• Problem: Rewrite the entries starting at the line containing "chat-username[interactable]: bari_m [999, 140, 1036, 154]" and ending at the line containing "chat-username[interactable]: simouuuxx [986, 54, 1043, 68]", swapping "participant-tile" for "member-tile" and leaving everything else unchanged.

• Task material:
┌────────

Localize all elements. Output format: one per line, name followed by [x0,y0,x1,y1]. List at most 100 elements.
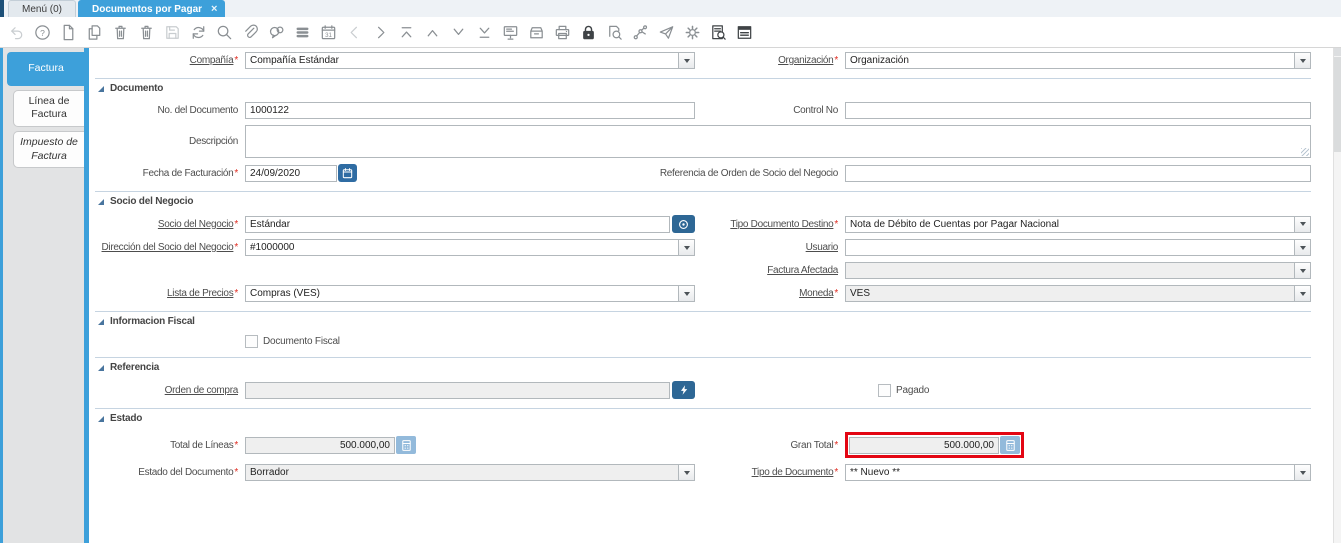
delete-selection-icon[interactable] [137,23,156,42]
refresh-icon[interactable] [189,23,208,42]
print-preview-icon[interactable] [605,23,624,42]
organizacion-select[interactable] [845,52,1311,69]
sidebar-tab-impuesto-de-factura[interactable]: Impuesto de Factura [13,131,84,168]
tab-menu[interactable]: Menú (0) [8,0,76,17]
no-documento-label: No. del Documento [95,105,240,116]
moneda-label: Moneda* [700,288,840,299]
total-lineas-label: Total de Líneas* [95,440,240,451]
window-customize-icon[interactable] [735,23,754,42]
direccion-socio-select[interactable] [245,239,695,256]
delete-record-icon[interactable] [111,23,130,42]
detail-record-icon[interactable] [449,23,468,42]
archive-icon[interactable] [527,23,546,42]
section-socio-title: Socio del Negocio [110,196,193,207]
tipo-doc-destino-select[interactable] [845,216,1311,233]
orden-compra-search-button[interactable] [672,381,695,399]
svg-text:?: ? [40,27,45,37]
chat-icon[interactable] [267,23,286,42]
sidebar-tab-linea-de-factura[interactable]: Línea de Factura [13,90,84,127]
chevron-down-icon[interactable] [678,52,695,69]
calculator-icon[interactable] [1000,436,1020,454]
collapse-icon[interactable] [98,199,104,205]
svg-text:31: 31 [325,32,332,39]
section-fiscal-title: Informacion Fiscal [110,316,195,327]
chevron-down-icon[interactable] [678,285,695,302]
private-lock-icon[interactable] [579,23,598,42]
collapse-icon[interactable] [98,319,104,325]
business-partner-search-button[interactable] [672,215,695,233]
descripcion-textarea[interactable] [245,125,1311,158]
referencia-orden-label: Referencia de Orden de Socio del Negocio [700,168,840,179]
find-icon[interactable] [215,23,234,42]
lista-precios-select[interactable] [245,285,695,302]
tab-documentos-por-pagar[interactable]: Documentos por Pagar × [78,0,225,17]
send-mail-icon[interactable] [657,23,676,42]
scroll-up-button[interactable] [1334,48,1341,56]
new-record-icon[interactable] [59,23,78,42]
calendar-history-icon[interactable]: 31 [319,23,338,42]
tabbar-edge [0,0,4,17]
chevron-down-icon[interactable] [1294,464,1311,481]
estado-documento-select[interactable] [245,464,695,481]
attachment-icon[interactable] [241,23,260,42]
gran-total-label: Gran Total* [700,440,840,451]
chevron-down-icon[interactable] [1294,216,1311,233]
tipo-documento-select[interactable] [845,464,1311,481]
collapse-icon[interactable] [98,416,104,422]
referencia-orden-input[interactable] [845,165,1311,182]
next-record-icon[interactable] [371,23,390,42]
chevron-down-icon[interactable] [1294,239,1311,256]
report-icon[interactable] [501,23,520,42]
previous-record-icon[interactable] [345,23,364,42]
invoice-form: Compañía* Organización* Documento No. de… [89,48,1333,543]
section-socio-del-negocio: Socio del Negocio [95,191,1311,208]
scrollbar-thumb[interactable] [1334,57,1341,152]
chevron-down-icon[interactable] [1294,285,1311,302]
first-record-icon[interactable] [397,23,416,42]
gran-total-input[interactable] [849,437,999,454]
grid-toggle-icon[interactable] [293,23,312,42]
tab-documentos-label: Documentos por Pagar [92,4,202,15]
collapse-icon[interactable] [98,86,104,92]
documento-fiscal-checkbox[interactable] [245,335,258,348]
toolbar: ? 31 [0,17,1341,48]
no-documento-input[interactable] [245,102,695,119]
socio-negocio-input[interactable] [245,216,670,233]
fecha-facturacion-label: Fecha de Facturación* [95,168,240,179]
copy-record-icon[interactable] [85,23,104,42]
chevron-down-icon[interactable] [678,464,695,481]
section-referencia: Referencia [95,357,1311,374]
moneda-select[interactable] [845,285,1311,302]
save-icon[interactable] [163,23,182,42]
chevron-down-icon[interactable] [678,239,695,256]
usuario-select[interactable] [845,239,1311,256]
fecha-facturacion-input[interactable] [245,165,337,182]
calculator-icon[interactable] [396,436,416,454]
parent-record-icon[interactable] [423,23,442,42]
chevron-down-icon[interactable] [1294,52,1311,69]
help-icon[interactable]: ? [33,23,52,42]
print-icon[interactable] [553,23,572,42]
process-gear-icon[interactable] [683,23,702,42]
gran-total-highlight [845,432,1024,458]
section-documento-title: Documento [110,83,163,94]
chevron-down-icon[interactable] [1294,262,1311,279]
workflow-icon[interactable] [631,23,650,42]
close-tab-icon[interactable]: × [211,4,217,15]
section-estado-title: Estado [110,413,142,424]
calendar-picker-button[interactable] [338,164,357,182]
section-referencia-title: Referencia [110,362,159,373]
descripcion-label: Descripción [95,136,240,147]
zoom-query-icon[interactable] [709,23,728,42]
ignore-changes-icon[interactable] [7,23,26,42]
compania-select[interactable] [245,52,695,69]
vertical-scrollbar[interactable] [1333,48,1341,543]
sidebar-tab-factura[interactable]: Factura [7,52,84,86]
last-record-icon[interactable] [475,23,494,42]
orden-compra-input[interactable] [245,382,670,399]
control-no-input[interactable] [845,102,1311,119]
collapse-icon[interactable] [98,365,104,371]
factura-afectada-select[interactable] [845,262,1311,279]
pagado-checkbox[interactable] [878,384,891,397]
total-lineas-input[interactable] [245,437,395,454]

└────────
┌────────

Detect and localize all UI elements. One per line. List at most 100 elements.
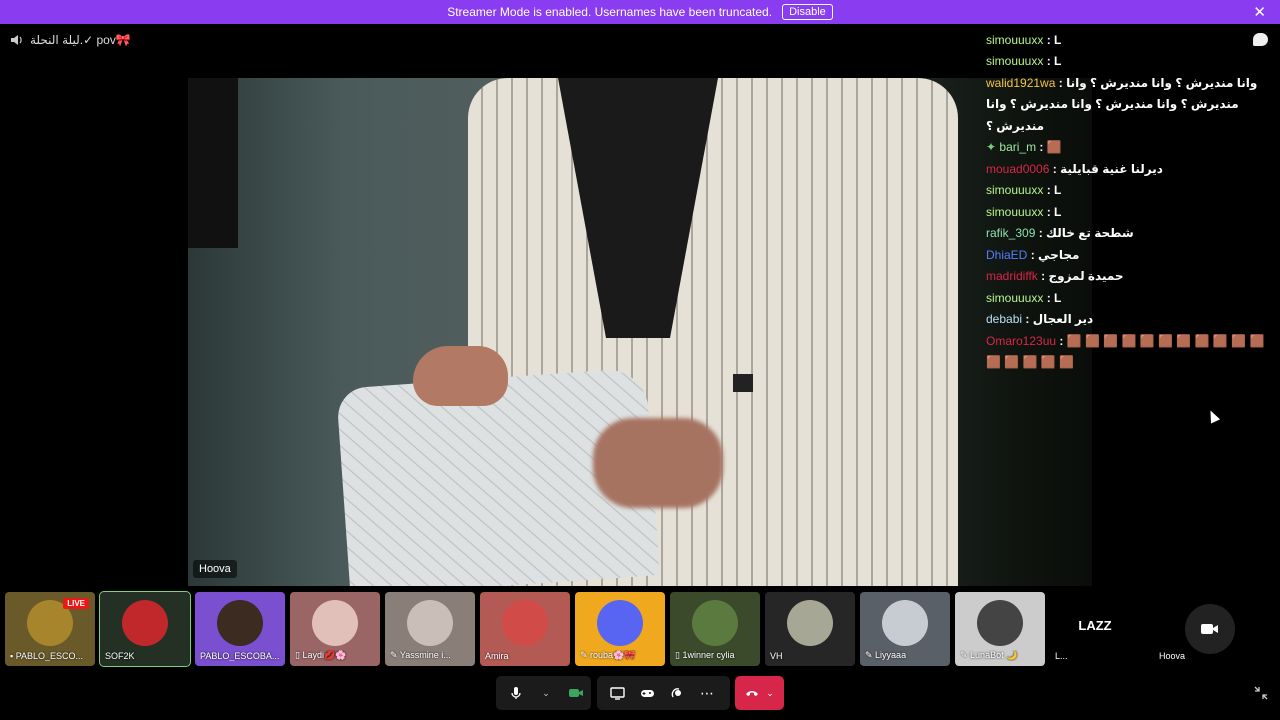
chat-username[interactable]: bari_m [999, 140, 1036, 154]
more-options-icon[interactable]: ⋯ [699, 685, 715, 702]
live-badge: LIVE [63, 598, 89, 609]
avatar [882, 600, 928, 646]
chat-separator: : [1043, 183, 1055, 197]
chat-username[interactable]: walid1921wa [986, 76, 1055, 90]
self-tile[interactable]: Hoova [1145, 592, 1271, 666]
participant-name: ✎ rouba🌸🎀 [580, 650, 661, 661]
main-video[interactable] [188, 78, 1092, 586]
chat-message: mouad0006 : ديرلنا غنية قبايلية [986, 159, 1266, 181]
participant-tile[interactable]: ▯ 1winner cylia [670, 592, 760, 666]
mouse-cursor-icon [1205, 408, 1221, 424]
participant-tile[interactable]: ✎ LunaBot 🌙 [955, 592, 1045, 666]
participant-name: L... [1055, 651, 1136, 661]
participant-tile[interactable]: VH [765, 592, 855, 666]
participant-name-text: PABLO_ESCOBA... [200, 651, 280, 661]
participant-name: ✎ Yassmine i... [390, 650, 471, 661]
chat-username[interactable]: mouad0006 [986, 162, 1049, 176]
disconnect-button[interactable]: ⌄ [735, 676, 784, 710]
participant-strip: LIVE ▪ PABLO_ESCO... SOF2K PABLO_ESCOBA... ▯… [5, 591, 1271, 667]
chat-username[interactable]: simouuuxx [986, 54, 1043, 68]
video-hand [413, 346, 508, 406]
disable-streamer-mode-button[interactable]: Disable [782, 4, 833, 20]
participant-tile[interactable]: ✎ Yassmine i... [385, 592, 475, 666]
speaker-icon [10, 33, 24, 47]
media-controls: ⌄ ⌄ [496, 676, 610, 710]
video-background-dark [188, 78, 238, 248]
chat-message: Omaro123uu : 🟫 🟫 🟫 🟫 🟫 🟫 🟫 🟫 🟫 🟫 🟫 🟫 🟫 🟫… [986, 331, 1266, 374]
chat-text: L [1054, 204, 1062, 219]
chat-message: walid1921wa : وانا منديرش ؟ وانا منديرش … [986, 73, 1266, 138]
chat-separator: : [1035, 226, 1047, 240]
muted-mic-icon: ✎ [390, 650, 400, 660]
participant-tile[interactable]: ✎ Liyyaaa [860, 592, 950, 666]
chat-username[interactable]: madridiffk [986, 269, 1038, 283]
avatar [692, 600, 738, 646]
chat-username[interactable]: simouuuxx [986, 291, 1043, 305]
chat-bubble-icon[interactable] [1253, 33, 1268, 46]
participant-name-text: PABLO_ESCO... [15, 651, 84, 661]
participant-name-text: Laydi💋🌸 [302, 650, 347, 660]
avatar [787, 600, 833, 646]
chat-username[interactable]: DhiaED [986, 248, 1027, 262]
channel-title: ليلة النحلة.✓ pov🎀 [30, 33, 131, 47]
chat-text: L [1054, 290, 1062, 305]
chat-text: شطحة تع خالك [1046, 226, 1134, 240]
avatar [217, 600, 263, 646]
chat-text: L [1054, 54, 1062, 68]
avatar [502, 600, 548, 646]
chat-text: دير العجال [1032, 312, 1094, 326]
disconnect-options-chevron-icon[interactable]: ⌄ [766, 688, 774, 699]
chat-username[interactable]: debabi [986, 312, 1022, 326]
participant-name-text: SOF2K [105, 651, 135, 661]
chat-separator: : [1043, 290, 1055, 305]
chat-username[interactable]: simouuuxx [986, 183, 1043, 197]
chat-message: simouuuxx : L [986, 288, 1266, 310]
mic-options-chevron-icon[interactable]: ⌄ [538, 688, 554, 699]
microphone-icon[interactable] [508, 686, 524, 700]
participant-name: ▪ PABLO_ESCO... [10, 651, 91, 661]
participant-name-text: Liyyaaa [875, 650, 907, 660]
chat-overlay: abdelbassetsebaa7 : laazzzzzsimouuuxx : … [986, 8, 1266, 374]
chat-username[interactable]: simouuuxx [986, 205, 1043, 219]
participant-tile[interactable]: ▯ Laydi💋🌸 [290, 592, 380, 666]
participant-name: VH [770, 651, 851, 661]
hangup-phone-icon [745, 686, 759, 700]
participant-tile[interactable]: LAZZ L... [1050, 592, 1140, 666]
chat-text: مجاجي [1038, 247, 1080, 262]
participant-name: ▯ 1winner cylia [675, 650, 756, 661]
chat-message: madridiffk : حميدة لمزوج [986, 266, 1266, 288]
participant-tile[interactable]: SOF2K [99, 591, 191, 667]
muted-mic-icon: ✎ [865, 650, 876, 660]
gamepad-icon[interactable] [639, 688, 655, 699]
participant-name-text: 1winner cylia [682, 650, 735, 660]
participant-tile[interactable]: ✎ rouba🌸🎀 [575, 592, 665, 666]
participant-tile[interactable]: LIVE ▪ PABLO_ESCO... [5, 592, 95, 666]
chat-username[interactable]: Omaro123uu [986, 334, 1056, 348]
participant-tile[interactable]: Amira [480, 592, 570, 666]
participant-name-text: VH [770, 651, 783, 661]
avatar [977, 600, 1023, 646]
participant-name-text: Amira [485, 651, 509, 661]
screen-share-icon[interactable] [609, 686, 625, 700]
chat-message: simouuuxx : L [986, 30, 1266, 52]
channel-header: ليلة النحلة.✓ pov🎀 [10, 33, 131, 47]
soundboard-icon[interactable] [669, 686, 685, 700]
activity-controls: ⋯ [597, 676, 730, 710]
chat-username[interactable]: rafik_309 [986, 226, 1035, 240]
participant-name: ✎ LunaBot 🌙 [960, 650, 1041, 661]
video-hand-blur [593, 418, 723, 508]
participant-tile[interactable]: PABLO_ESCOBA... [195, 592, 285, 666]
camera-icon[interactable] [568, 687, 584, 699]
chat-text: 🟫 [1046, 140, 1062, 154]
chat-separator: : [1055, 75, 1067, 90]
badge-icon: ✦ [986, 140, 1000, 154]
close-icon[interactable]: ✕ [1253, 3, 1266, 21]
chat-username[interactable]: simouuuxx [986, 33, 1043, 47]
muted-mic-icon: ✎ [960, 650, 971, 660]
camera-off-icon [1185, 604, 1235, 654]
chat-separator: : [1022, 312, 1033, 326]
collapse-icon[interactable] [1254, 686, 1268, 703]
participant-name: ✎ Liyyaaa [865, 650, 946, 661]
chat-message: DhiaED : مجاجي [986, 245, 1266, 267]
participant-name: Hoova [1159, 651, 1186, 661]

└────────

• Answer for the task:
chat-username[interactable]: bari_m [999, 140, 1036, 154]
more-options-icon[interactable]: ⋯ [699, 685, 715, 702]
live-badge: LIVE [63, 598, 89, 609]
avatar [882, 600, 928, 646]
chat-separator: : [1043, 183, 1055, 197]
chat-username[interactable]: walid1921wa [986, 76, 1055, 90]
self-tile[interactable]: Hoova [1145, 592, 1271, 666]
participant-name: ✎ rouba🌸🎀 [580, 650, 661, 661]
main-video[interactable] [188, 78, 1092, 586]
chat-message: mouad0006 : ديرلنا غنية قبايلية [986, 159, 1266, 181]
member-tile[interactable]: ▯ 1winner cylia [670, 592, 760, 666]
mouse-cursor-icon [1205, 408, 1221, 424]
member-tile[interactable]: ✎ LunaBot 🌙 [955, 592, 1045, 666]
participant-name: L... [1055, 651, 1136, 661]
member-tile[interactable]: VH [765, 592, 855, 666]
participant-name-text: PABLO_ESCOBA... [200, 651, 280, 661]
participant-name: ✎ Yassmine i... [390, 650, 471, 661]
chat-username[interactable]: mouad0006 [986, 162, 1049, 176]
disconnect-button[interactable]: ⌄ [735, 676, 784, 710]
participant-strip: LIVE ▪ PABLO_ESCO... SOF2K PABLO_ESCOBA... ▯… [5, 591, 1271, 667]
chat-username[interactable]: simouuuxx [986, 54, 1043, 68]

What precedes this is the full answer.